**WHAT IS BEING ASKED:** Note each line where "segment" appears, and copy it.

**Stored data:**
****
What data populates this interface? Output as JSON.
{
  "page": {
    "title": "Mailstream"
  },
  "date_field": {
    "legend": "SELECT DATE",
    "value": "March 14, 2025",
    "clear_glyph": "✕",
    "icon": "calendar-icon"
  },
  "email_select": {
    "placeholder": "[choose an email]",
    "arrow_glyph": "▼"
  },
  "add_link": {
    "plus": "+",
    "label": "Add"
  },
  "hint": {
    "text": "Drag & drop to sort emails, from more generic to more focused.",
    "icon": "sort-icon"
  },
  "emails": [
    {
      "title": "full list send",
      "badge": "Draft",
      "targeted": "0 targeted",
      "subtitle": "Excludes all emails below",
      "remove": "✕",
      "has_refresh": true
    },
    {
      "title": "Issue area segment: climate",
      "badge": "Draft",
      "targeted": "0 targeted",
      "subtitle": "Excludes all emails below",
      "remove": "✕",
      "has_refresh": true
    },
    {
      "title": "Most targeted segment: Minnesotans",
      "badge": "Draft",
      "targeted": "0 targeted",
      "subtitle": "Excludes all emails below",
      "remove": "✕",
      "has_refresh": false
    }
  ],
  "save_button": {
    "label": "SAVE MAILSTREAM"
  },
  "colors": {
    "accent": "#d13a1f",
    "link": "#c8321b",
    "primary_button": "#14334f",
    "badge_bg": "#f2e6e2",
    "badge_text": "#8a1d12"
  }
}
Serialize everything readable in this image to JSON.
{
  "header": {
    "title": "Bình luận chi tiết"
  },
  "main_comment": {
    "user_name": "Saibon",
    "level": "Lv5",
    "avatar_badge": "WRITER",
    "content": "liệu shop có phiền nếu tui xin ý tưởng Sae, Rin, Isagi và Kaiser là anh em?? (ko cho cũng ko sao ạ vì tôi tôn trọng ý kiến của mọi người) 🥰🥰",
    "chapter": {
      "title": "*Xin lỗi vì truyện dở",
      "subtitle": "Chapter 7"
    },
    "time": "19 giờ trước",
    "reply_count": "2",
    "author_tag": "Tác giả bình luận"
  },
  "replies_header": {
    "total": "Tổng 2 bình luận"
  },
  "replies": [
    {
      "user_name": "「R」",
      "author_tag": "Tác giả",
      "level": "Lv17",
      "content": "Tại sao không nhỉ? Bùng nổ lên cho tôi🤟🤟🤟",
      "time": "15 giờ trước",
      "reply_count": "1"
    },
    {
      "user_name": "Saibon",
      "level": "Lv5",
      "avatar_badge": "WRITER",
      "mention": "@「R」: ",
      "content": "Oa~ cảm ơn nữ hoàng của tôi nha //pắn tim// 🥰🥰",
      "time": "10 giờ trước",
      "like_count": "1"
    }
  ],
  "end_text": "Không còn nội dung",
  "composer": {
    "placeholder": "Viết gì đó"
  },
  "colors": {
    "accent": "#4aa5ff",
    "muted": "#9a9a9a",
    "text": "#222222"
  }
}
****
**OUTPUT FOR THIS TASK:**
      "title": "Issue area segment: climate",
      "title": "Most targeted segment: Minnesotans",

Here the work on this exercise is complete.